(Stored records)
• • • •
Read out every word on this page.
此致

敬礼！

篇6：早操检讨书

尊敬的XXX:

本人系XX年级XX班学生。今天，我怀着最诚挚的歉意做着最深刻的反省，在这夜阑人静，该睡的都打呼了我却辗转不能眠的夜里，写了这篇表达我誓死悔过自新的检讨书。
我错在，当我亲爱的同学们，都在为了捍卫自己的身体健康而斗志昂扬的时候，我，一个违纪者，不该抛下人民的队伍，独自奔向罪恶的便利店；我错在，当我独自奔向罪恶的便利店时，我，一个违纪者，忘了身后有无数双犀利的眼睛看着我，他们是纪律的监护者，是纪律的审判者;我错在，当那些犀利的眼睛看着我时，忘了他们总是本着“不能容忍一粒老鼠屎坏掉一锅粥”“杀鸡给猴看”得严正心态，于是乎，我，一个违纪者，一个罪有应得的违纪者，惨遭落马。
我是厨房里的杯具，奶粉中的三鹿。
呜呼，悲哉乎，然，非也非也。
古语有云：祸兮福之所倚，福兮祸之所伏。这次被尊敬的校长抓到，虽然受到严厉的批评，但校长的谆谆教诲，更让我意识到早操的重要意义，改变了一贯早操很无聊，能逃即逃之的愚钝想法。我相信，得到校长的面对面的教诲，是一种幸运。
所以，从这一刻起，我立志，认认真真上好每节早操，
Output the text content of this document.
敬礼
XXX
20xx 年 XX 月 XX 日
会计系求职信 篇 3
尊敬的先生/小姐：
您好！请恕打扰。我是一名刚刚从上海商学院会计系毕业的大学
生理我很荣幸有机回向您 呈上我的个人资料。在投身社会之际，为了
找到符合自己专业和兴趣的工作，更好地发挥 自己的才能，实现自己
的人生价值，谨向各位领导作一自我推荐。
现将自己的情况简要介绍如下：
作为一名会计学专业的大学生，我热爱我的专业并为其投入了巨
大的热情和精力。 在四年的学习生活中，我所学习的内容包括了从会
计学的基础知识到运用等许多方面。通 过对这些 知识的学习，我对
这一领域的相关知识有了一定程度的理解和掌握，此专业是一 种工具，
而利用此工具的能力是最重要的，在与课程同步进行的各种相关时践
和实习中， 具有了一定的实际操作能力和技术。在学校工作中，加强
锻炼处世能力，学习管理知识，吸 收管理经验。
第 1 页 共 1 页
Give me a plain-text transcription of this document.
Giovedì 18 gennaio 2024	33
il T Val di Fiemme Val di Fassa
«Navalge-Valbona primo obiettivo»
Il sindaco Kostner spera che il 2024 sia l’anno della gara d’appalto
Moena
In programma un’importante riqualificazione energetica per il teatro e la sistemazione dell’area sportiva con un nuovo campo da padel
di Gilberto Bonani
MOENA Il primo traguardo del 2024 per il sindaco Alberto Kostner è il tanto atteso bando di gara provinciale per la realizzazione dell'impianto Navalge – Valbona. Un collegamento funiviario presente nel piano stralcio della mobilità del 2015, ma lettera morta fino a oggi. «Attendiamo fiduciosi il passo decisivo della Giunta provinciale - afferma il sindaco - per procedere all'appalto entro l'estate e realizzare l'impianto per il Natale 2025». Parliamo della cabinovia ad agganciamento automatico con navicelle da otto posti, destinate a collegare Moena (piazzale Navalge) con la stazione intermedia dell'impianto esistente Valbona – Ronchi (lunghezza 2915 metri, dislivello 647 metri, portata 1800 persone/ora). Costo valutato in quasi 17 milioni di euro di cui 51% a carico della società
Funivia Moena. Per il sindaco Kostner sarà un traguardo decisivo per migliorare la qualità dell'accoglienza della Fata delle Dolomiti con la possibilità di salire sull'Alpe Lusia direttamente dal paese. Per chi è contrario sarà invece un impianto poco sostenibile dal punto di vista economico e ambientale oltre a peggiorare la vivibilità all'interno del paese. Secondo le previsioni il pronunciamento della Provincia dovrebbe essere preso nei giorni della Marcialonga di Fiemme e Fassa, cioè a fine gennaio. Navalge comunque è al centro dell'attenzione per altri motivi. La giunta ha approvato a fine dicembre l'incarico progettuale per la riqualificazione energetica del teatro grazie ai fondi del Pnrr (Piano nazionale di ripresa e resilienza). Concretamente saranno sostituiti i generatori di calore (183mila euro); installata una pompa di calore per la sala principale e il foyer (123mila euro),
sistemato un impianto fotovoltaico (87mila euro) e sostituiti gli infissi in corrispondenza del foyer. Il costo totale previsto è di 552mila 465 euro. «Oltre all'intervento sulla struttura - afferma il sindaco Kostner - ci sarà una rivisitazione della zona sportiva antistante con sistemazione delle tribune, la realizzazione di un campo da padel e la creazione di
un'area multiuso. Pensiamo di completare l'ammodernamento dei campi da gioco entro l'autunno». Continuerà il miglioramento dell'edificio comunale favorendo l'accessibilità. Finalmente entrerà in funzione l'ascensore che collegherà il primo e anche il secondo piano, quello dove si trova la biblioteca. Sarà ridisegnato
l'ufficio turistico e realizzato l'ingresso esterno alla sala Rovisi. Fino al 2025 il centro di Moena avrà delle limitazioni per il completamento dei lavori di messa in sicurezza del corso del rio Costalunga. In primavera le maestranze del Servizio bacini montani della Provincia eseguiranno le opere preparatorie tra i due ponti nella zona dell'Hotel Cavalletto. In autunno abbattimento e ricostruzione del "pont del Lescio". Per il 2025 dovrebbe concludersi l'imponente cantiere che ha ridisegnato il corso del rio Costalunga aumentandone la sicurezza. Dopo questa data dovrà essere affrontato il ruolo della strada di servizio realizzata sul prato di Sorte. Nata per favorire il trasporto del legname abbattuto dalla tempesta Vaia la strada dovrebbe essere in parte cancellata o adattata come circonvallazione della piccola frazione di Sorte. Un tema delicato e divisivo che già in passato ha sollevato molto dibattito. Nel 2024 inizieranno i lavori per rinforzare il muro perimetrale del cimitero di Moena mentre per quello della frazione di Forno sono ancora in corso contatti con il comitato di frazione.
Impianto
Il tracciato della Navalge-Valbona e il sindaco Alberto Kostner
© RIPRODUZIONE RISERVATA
• • • •
Search the lines above for the string "energetica", then show every one that has it.

In programma un’importante riqualificazione energetica per il teatro e la sistemazione dell’area sportiva con un nuovo campo da padel
Funivia Moena. Per il sindaco Kostner sarà un traguardo decisivo per migliorare la qualità dell'accoglienza della Fata delle Dolomiti con la possibilità di salire sull'Alpe Lusia direttamente dal paese. Per chi è contrario sarà invece un impianto poco sostenibile dal punto di vista economico e ambientale oltre a peggiorare la vivibilità all'interno del paese. Secondo le previsioni il pronunciamento della Provincia dovrebbe essere preso nei giorni della Marcialonga di Fiemme e Fassa, cioè a fine gennaio. Navalge comunque è al centro dell'attenzione per altri motivi. La giunta ha approvato a fine dicembre l'incarico progettuale per la riqualificazione energetica del teatro grazie ai fondi del Pnrr (Piano nazionale di ripresa e resilienza). Concretamente saranno sostituiti i generatori di calore (183mila euro); installata una pompa di calore per la sala principale e il foyer (123mila euro),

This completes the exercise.